PROMPT ▸
Copy every line of the data that contains the string "JSON".

INPUT ▸
────
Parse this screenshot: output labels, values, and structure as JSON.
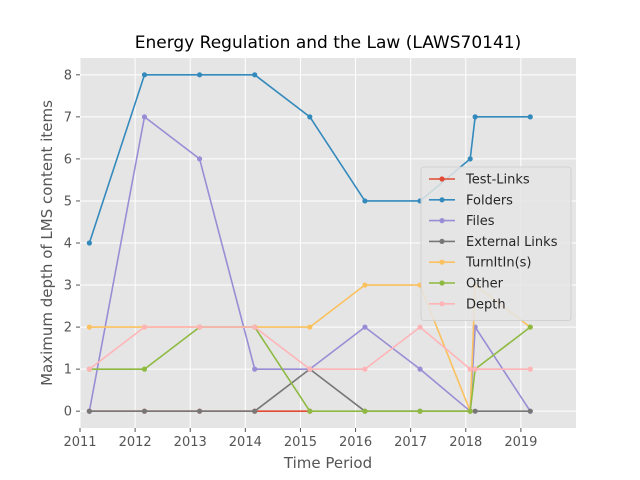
{
  "chart_data": {
    "type": "line",
    "title": "Energy Regulation and the Law (LAWS70141)",
    "xlabel": "Time Period",
    "ylabel": "Maximum depth of LMS content items",
    "xlim": [
      2011.0,
      2020.0
    ],
    "ylim": [
      -0.4,
      8.4
    ],
    "xticks": [
      2011,
      2012,
      2013,
      2014,
      2015,
      2016,
      2017,
      2018,
      2019
    ],
    "xtick_labels": [
      "2011",
      "2012",
      "2013",
      "2014",
      "2015",
      "2016",
      "2017",
      "2018",
      "2019"
    ],
    "yticks": [
      0,
      1,
      2,
      3,
      4,
      5,
      6,
      7,
      8
    ],
    "ytick_labels": [
      "0",
      "1",
      "2",
      "3",
      "4",
      "5",
      "6",
      "7",
      "8"
    ],
    "grid": true,
    "legend_position": "center-right",
    "series": [
      {
        "name": "Test-Links",
        "color": "#E24A33",
        "x": [
          2011.17,
          2012.17,
          2013.17,
          2014.17,
          2015.17
        ],
        "y": [
          0,
          0,
          0,
          0,
          0
        ]
      },
      {
        "name": "Folders",
        "color": "#348ABD",
        "x": [
          2011.17,
          2012.17,
          2013.17,
          2014.17,
          2015.17,
          2016.17,
          2017.17,
          2018.08,
          2018.17,
          2019.17
        ],
        "y": [
          4,
          8,
          8,
          8,
          7,
          5,
          5,
          6,
          7,
          7
        ]
      },
      {
        "name": "Files",
        "color": "#988ED5",
        "x": [
          2011.17,
          2012.17,
          2013.17,
          2014.17,
          2015.17,
          2016.17,
          2017.17,
          2018.08,
          2018.17,
          2019.17
        ],
        "y": [
          0,
          7,
          6,
          1,
          1,
          2,
          1,
          0,
          2,
          0
        ]
      },
      {
        "name": "External Links",
        "color": "#777777",
        "x": [
          2011.17,
          2012.17,
          2013.17,
          2014.17,
          2015.17,
          2016.17,
          2017.17,
          2018.08,
          2018.17,
          2019.17
        ],
        "y": [
          0,
          0,
          0,
          0,
          1,
          0,
          0,
          0,
          0,
          0
        ]
      },
      {
        "name": "TurnItIn(s)",
        "color": "#FBC15E",
        "x": [
          2011.17,
          2012.17,
          2013.17,
          2014.17,
          2015.17,
          2016.17,
          2017.17,
          2018.08,
          2018.17,
          2019.17
        ],
        "y": [
          2,
          2,
          2,
          2,
          2,
          3,
          3,
          0,
          3,
          2
        ]
      },
      {
        "name": "Other",
        "color": "#8EBA42",
        "x": [
          2011.17,
          2012.17,
          2013.17,
          2014.17,
          2015.17,
          2016.17,
          2017.17,
          2018.08,
          2018.17,
          2019.17
        ],
        "y": [
          1,
          1,
          2,
          2,
          0,
          0,
          0,
          0,
          1,
          2
        ]
      },
      {
        "name": "Depth",
        "color": "#FFB5B8",
        "x": [
          2011.17,
          2012.17,
          2013.17,
          2014.17,
          2015.17,
          2016.17,
          2017.17,
          2018.08,
          2018.17,
          2019.17
        ],
        "y": [
          1,
          2,
          2,
          2,
          1,
          1,
          2,
          1,
          1,
          1
        ]
      }
    ]
  },
  "style": {
    "plot_background": "#E5E5E5",
    "grid_color": "#FFFFFF",
    "tick_color": "#555555"
  }
}
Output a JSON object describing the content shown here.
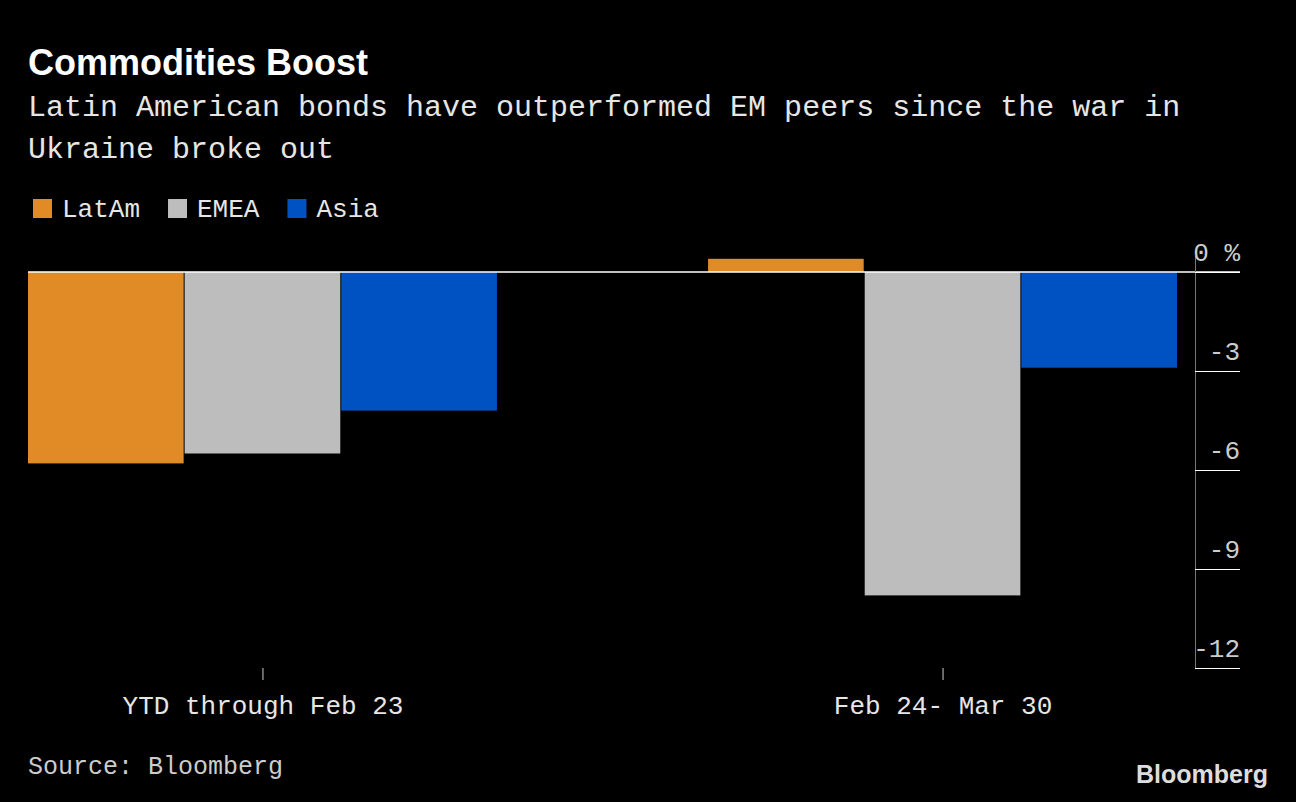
{
  "chart_data": {
    "type": "bar",
    "title": "Commodities Boost",
    "subtitle": "Latin American bonds have outperformed EM peers since the war in Ukraine broke out",
    "categories": [
      "YTD through Feb 23",
      "Feb 24- Mar 30"
    ],
    "series": [
      {
        "name": "LatAm",
        "color": "#e08b25",
        "values": [
          -5.8,
          0.4
        ]
      },
      {
        "name": "EMEA",
        "color": "#bdbdbd",
        "values": [
          -5.5,
          -9.8
        ]
      },
      {
        "name": "Asia",
        "color": "#0052c2",
        "values": [
          -4.2,
          -2.9
        ]
      }
    ],
    "ylim": [
      -12,
      0.5
    ],
    "yticks": [
      {
        "value": 0,
        "label": "0 %"
      },
      -3,
      -6,
      -9,
      -12
    ],
    "legend": "top-left",
    "source": "Source: Bloomberg",
    "credit": "Bloomberg"
  }
}
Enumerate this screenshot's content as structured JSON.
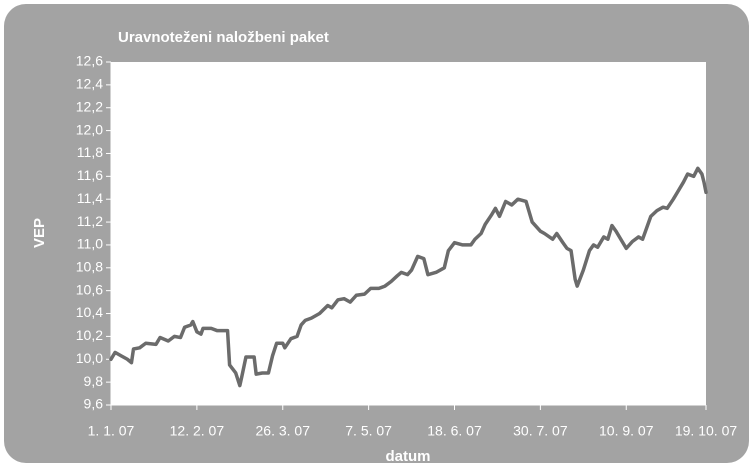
────
FINISHED ANSWER ▸
Parse this screenshot: output labels, values, and structure as JSON.
Output a JSON object describing the content shown here.
Enumerate this screenshot's content as structured JSON.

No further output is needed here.